Goal of the exercise —
Could you write out every entry exactly as it stands?
[begin Recorded data]
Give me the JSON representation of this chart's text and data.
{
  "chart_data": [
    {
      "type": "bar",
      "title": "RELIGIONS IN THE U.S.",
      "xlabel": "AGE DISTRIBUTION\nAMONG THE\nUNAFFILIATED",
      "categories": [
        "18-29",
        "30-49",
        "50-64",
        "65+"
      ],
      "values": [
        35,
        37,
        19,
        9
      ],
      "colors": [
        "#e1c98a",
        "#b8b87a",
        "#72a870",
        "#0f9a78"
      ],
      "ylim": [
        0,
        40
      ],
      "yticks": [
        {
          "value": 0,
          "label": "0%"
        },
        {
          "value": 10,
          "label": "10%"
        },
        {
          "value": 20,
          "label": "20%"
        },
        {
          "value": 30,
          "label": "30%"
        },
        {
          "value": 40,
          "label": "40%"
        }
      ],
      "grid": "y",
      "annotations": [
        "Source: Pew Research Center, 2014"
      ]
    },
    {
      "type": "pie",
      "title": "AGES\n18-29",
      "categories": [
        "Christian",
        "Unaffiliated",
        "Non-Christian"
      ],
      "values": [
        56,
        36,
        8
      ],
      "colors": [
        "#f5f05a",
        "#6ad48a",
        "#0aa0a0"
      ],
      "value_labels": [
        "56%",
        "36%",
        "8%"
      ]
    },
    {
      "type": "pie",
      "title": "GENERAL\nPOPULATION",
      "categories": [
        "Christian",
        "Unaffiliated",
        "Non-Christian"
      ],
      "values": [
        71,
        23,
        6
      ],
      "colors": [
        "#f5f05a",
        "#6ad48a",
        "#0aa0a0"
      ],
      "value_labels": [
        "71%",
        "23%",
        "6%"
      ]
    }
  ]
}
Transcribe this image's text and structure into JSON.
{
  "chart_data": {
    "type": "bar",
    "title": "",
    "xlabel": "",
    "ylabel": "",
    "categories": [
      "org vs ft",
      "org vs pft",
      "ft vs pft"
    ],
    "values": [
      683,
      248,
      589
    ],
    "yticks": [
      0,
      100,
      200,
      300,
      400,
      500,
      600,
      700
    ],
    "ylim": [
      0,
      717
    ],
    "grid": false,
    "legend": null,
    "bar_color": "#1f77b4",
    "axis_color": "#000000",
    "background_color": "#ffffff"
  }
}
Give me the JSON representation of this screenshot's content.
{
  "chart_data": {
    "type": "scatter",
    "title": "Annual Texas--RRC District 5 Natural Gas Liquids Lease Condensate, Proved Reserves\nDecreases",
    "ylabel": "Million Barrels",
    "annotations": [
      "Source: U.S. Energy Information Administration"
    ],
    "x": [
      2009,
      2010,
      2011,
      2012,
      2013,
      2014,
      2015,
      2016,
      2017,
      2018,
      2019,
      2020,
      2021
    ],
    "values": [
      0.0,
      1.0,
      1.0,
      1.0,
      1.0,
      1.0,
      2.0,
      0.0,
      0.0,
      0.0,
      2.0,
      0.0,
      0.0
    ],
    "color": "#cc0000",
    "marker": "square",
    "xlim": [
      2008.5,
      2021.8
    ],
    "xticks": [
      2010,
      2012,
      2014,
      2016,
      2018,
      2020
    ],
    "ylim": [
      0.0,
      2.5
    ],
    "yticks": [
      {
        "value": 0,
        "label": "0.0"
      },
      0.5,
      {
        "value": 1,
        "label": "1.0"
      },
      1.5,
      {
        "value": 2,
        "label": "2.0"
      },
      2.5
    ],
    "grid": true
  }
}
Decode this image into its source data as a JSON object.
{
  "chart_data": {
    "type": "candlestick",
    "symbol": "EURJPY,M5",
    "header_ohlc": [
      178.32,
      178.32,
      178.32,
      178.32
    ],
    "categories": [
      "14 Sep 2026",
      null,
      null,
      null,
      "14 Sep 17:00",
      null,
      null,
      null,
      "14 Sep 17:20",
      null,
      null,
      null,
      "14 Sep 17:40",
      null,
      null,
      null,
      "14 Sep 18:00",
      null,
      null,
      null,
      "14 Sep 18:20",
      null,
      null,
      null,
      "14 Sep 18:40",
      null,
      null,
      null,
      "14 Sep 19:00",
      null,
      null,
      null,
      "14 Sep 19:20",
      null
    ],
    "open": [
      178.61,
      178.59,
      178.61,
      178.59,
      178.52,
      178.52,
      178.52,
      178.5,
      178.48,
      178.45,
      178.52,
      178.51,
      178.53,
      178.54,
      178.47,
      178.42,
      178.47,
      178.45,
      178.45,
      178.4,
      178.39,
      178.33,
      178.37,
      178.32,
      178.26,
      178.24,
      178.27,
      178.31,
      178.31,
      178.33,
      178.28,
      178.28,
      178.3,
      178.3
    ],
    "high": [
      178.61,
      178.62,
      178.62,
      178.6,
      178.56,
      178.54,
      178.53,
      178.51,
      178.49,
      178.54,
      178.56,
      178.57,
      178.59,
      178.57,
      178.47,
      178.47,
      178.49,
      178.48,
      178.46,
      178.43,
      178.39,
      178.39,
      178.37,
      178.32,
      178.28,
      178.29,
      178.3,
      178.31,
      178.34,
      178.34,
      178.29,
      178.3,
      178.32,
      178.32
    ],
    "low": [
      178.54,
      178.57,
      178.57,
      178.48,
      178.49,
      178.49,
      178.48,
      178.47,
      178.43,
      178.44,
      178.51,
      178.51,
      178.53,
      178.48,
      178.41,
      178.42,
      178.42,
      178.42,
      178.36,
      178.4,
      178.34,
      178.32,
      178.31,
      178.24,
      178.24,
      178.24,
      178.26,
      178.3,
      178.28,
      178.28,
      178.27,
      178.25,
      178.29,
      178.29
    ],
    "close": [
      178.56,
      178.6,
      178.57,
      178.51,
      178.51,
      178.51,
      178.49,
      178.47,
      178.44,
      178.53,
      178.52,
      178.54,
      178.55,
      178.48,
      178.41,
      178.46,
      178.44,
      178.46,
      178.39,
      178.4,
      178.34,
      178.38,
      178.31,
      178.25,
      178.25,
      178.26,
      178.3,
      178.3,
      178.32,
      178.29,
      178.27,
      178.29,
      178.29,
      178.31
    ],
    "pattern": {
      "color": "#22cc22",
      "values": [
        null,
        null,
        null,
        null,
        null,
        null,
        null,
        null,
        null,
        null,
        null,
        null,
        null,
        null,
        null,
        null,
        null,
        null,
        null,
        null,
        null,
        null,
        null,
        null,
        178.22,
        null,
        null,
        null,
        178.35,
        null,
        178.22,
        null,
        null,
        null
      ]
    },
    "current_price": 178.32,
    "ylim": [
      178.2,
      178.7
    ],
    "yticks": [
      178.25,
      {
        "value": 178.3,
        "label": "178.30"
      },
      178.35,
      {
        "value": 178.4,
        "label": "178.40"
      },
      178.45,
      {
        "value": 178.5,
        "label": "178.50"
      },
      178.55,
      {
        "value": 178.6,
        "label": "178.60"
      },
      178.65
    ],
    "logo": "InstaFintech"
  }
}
[end Recorded data]
Exercise solution —
Give me the JSON representation of this chart's text and data.
{
  "chart_data": [
    {
      "type": "bar",
      "title": "RELIGIONS IN THE U.S.",
      "xlabel": "AGE DISTRIBUTION\nAMONG THE\nUNAFFILIATED",
      "categories": [
        "18-29",
        "30-49",
        "50-64",
        "65+"
      ],
      "values": [
        35,
        37,
        19,
        9
      ],
      "colors": [
        "#e1c98a",
        "#b8b87a",
        "#72a870",
        "#0f9a78"
      ],
      "ylim": [
        0,
        40
      ],
      "yticks": [
        {
          "value": 0,
          "label": "0%"
        },
        {
          "value": 10,
          "label": "10%"
        },
        {
          "value": 20,
          "label": "20%"
        },
        {
          "value": 30,
          "label": "30%"
        },
        {
          "value": 40,
          "label": "40%"
        }
      ],
      "grid": "y",
      "annotations": [
        "Source: Pew Research Center, 2014"
      ]
    },
    {
      "type": "pie",
      "title": "AGES\n18-29",
      "categories": [
        "Christian",
        "Unaffiliated",
        "Non-Christian"
      ],
      "values": [
        56,
        36,
        8
      ],
      "colors": [
        "#f5f05a",
        "#6ad48a",
        "#0aa0a0"
      ],
      "value_labels": [
        "56%",
        "36%",
        "8%"
      ]
    },
    {
      "type": "pie",
      "title": "GENERAL\nPOPULATION",
      "categories": [
        "Christian",
        "Unaffiliated",
        "Non-Christian"
      ],
      "values": [
        71,
        23,
        6
      ],
      "colors": [
        "#f5f05a",
        "#6ad48a",
        "#0aa0a0"
      ],
      "value_labels": [
        "71%",
        "23%",
        "6%"
      ]
    }
  ]
}
Transcribe this image's text and structure into JSON.
{
  "chart_data": {
    "type": "bar",
    "title": "",
    "xlabel": "",
    "ylabel": "",
    "categories": [
      "org vs ft",
      "org vs pft",
      "ft vs pft"
    ],
    "values": [
      683,
      248,
      589
    ],
    "yticks": [
      0,
      100,
      200,
      300,
      400,
      500,
      600,
      700
    ],
    "ylim": [
      0,
      717
    ],
    "grid": false,
    "legend": null,
    "bar_color": "#1f77b4",
    "axis_color": "#000000",
    "background_color": "#ffffff"
  }
}
Give me the JSON representation of this screenshot's content.
{
  "chart_data": {
    "type": "scatter",
    "title": "Annual Texas--RRC District 5 Natural Gas Liquids Lease Condensate, Proved Reserves\nDecreases",
    "ylabel": "Million Barrels",
    "annotations": [
      "Source: U.S. Energy Information Administration"
    ],
    "x": [
      2009,
      2010,
      2011,
      2012,
      2013,
      2014,
      2015,
      2016,
      2017,
      2018,
      2019,
      2020,
      2021
    ],
    "values": [
      0.0,
      1.0,
      1.0,
      1.0,
      1.0,
      1.0,
      2.0,
      0.0,
      0.0,
      0.0,
      2.0,
      0.0,
      0.0
    ],
    "color": "#cc0000",
    "marker": "square",
    "xlim": [
      2008.5,
      2021.8
    ],
    "xticks": [
      2010,
      2012,
      2014,
      2016,
      2018,
      2020
    ],
    "ylim": [
      0.0,
      2.5
    ],
    "yticks": [
      {
        "value": 0,
        "label": "0.0"
      },
      0.5,
      {
        "value": 1,
        "label": "1.0"
      },
      1.5,
      {
        "value": 2,
        "label": "2.0"
      },
      2.5
    ],
    "grid": true
  }
}
Decode this image into its source data as a JSON object.
{
  "chart_data": {
    "type": "candlestick",
    "symbol": "EURJPY,M5",
    "header_ohlc": [
      178.32,
      178.32,
      178.32,
      178.32
    ],
    "categories": [
      "14 Sep 2026",
      null,
      null,
      null,
      "14 Sep 17:00",
      null,
      null,
      null,
      "14 Sep 17:20",
      null,
      null,
      null,
      "14 Sep 17:40",
      null,
      null,
      null,
      "14 Sep 18:00",
      null,
      null,
      null,
      "14 Sep 18:20",
      null,
      null,
      null,
      "14 Sep 18:40",
      null,
      null,
      null,
      "14 Sep 19:00",
      null,
      null,
      null,
      "14 Sep 19:20",
      null
    ],
    "open": [
      178.61,
      178.59,
      178.61,
      178.59,
      178.52,
      178.52,
      178.52,
      178.5,
      178.48,
      178.45,
      178.52,
      178.51,
      178.53,
      178.54,
      178.47,
      178.42,
      178.47,
      178.45,
      178.45,
      178.4,
      178.39,
      178.33,
      178.37,
      178.32,
      178.26,
      178.24,
      178.27,
      178.31,
      178.31,
      178.33,
      178.28,
      178.28,
      178.3,
      178.3
    ],
    "high": [
      178.61,
      178.62,
      178.62,
      178.6,
      178.56,
      178.54,
      178.53,
      178.51,
      178.49,
      178.54,
      178.56,
      178.57,
      178.59,
      178.57,
      178.47,
      178.47,
      178.49,
      178.48,
      178.46,
      178.43,
      178.39,
      178.39,
      178.37,
      178.32,
      178.28,
      178.29,
      178.3,
      178.31,
      178.34,
      178.34,
      178.29,
      178.3,
      178.32,
      178.32
    ],
    "low": [
      178.54,
      178.57,
      178.57,
      178.48,
      178.49,
      178.49,
      178.48,
      178.47,
      178.43,
      178.44,
      178.51,
      178.51,
      178.53,
      178.48,
      178.41,
      178.42,
      178.42,
      178.42,
      178.36,
      178.4,
      178.34,
      178.32,
      178.31,
      178.24,
      178.24,
      178.24,
      178.26,
      178.3,
      178.28,
      178.28,
      178.27,
      178.25,
      178.29,
      178.29
    ],
    "close": [
      178.56,
      178.6,
      178.57,
      178.51,
      178.51,
      178.51,
      178.49,
      178.47,
      178.44,
      178.53,
      178.52,
      178.54,
      178.55,
      178.48,
      178.41,
      178.46,
      178.44,
      178.46,
      178.39,
      178.4,
      178.34,
      178.38,
      178.31,
      178.25,
      178.25,
      178.26,
      178.3,
      178.3,
      178.32,
      178.29,
      178.27,
      178.29,
      178.29,
      178.31
    ],
    "pattern": {
      "color": "#22cc22",
      "values": [
        null,
        null,
        null,
        null,
        null,
        null,
        null,
        null,
        null,
        null,
        null,
        null,
        null,
        null,
        null,
        null,
        null,
        null,
        null,
        null,
        null,
        null,
        null,
        null,
        178.22,
        null,
        null,
        null,
        178.35,
        null,
        178.22,
        null,
        null,
        null
      ]
    },
    "current_price": 178.32,
    "ylim": [
      178.2,
      178.7
    ],
    "yticks": [
      178.25,
      {
        "value": 178.3,
        "label": "178.30"
      },
      178.35,
      {
        "value": 178.4,
        "label": "178.40"
      },
      178.45,
      {
        "value": 178.5,
        "label": "178.50"
      },
      178.55,
      {
        "value": 178.6,
        "label": "178.60"
      },
      178.65
    ],
    "logo": "InstaFintech"
  }
}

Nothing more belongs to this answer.